>> Begin RECORDS FOR THE EXERCISE

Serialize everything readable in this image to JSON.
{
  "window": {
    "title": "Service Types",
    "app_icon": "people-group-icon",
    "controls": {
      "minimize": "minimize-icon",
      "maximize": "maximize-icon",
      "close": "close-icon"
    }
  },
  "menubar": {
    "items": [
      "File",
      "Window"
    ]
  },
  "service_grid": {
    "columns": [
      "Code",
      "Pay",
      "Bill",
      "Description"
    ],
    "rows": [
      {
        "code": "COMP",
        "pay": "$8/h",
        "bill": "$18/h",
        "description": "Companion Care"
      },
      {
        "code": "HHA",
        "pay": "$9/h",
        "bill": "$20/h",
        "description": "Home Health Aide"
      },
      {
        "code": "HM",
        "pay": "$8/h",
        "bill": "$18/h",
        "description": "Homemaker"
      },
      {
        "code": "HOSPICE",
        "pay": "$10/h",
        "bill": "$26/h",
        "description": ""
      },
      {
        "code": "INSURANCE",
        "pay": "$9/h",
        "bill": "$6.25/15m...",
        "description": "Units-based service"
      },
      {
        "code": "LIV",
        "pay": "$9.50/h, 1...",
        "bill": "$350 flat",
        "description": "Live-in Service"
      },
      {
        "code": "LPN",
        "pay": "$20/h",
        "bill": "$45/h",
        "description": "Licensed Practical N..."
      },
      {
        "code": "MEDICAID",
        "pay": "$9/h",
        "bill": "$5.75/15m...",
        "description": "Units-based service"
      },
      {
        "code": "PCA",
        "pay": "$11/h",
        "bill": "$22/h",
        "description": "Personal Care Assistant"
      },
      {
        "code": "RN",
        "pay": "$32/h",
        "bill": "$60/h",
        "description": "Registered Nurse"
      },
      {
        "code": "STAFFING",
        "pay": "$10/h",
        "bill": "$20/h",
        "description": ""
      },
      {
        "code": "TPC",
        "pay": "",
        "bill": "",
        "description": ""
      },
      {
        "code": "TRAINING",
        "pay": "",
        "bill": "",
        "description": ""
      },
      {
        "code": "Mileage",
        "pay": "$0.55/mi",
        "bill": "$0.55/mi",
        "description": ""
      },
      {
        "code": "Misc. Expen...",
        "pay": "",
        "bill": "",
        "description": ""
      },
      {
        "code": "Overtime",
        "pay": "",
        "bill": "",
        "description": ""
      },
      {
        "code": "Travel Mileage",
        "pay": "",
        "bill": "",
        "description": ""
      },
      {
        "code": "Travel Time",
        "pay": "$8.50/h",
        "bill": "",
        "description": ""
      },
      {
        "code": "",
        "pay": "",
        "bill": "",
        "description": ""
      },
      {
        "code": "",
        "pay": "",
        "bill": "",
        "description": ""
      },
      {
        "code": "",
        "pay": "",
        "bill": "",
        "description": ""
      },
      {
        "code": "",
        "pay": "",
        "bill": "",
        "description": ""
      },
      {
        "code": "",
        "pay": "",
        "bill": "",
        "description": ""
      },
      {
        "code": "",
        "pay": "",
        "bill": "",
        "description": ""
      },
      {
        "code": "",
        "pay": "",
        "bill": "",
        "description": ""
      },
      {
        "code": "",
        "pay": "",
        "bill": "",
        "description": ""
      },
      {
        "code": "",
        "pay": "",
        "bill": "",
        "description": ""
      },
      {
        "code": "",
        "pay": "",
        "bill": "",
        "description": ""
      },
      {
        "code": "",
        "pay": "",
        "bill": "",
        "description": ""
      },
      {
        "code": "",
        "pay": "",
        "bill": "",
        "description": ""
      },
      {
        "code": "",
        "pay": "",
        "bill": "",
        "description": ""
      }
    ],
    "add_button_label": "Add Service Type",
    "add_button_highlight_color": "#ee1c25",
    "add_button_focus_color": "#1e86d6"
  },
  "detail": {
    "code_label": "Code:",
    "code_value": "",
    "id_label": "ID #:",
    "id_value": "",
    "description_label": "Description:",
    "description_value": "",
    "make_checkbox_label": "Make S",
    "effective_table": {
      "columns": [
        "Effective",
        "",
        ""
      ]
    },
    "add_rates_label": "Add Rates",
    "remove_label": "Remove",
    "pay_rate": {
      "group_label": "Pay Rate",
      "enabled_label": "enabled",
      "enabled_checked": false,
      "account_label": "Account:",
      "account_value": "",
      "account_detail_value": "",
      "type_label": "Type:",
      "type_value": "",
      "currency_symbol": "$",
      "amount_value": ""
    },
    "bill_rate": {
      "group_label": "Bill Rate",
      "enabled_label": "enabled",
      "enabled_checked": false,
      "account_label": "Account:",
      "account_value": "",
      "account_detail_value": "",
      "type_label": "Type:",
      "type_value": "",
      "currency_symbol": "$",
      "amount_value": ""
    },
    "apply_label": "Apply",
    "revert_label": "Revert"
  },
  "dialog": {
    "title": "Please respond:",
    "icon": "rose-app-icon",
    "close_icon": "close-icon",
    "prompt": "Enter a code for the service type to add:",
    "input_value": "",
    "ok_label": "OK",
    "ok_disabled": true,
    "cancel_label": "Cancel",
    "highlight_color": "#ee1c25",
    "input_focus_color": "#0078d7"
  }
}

>> End RECORDS FOR THE EXERCISE

- _STATED TASK_
Retype the data exactly as given.

- _RIGHT ANSWER_
Serialize everything readable in this image to JSON.
{
  "window": {
    "title": "Service Types",
    "app_icon": "people-group-icon",
    "controls": {
      "minimize": "minimize-icon",
      "maximize": "maximize-icon",
      "close": "close-icon"
    }
  },
  "menubar": {
    "items": [
      "File",
      "Window"
    ]
  },
  "service_grid": {
    "columns": [
      "Code",
      "Pay",
      "Bill",
      "Description"
    ],
    "rows": [
      {
        "code": "COMP",
        "pay": "$8/h",
        "bill": "$18/h",
        "description": "Companion Care"
      },
      {
        "code": "HHA",
        "pay": "$9/h",
        "bill": "$20/h",
        "description": "Home Health Aide"
      },
      {
        "code": "HM",
        "pay": "$8/h",
        "bill": "$18/h",
        "description": "Homemaker"
      },
      {
        "code": "HOSPICE",
        "pay": "$10/h",
        "bill": "$26/h",
        "description": ""
      },
      {
        "code": "INSURANCE",
        "pay": "$9/h",
        "bill": "$6.25/15m...",
        "description": "Units-based service"
      },
      {
        "code": "LIV",
        "pay": "$9.50/h, 1...",
        "bill": "$350 flat",
        "description": "Live-in Service"
      },
      {
        "code": "LPN",
        "pay": "$20/h",
        "bill": "$45/h",
        "description": "Licensed Practical N..."
      },
      {
        "code": "MEDICAID",
        "pay": "$9/h",
        "bill": "$5.75/15m...",
        "description": "Units-based service"
      },
      {
        "code": "PCA",
        "pay": "$11/h",
        "bill": "$22/h",
        "description": "Personal Care Assistant"
      },
      {
        "code": "RN",
        "pay": "$32/h",
        "bill": "$60/h",
        "description": "Registered Nurse"
      },
      {
        "code": "STAFFING",
        "pay": "$10/h",
        "bill": "$20/h",
        "description": ""
      },
      {
        "code": "TPC",
        "pay": "",
        "bill": "",
        "description": ""
      },
      {
        "code": "TRAINING",
        "pay": "",
        "bill": "",
        "description": ""
      },
      {
        "code": "Mileage",
        "pay": "$0.55/mi",
        "bill": "$0.55/mi",
        "description": ""
      },
      {
        "code": "Misc. Expen...",
        "pay": "",
        "bill": "",
        "description": ""
      },
      {
        "code": "Overtime",
        "pay": "",
        "bill": "",
        "description": ""
      },
      {
        "code": "Travel Mileage",
        "pay": "",
        "bill": "",
        "description": ""
      },
      {
        "code": "Travel Time",
        "pay": "$8.50/h",
        "bill": "",
        "description": ""
      },
      {
        "code": "",
        "pay": "",
        "bill": "",
        "description": ""
      },
      {
        "code": "",
        "pay": "",
        "bill": "",
        "description": ""
      },
      {
        "code": "",
        "pay": "",
        "bill": "",
        "description": ""
      },
      {
        "code": "",
        "pay": "",
        "bill": "",
        "description": ""
      },
      {
        "code": "",
        "pay": "",
        "bill": "",
        "description": ""
      },
      {
        "code": "",
        "pay": "",
        "bill": "",
        "description": ""
      },
      {
        "code": "",
        "pay": "",
        "bill": "",
        "description": ""
      },
      {
        "code": "",
        "pay": "",
        "bill": "",
        "description": ""
      },
      {
        "code": "",
        "pay": "",
        "bill": "",
        "description": ""
      },
      {
        "code": "",
        "pay": "",
        "bill": "",
        "description": ""
      },
      {
        "code": "",
        "pay": "",
        "bill": "",
        "description": ""
      },
      {
        "code": "",
        "pay": "",
        "bill": "",
        "description": ""
      },
      {
        "code": "",
        "pay": "",
        "bill": "",
        "description": ""
      }
    ],
    "add_button_label": "Add Service Type",
    "add_button_highlight_color": "#ee1c25",
    "add_button_focus_color": "#1e86d6"
  },
  "detail": {
    "code_label": "Code:",
    "code_value": "",
    "id_label": "ID #:",
    "id_value": "",
    "description_label": "Description:",
    "description_value": "",
    "make_checkbox_label": "Make S",
    "effective_table": {
      "columns": [
        "Effective",
        "",
        ""
      ]
    },
    "add_rates_label": "Add Rates",
    "remove_label": "Remove",
    "pay_rate": {
      "group_label": "Pay Rate",
      "enabled_label": "enabled",
      "enabled_checked": false,
      "account_label": "Account:",
      "account_value": "",
      "account_detail_value": "",
      "type_label": "Type:",
      "type_value": "",
      "currency_symbol": "$",
      "amount_value": ""
    },
    "bill_rate": {
      "group_label": "Bill Rate",
      "enabled_label": "enabled",
      "enabled_checked": false,
      "account_label": "Account:",
      "account_value": "",
      "account_detail_value": "",
      "type_label": "Type:",
      "type_value": "",
      "currency_symbol": "$",
      "amount_value": ""
    },
    "apply_label": "Apply",
    "revert_label": "Revert"
  },
  "dialog": {
    "title": "Please respond:",
    "icon": "rose-app-icon",
    "close_icon": "close-icon",
    "prompt": "Enter a code for the service type to add:",
    "input_value": "",
    "ok_label": "OK",
    "ok_disabled": true,
    "cancel_label": "Cancel",
    "highlight_color": "#ee1c25",
    "input_focus_color": "#0078d7"
  }
}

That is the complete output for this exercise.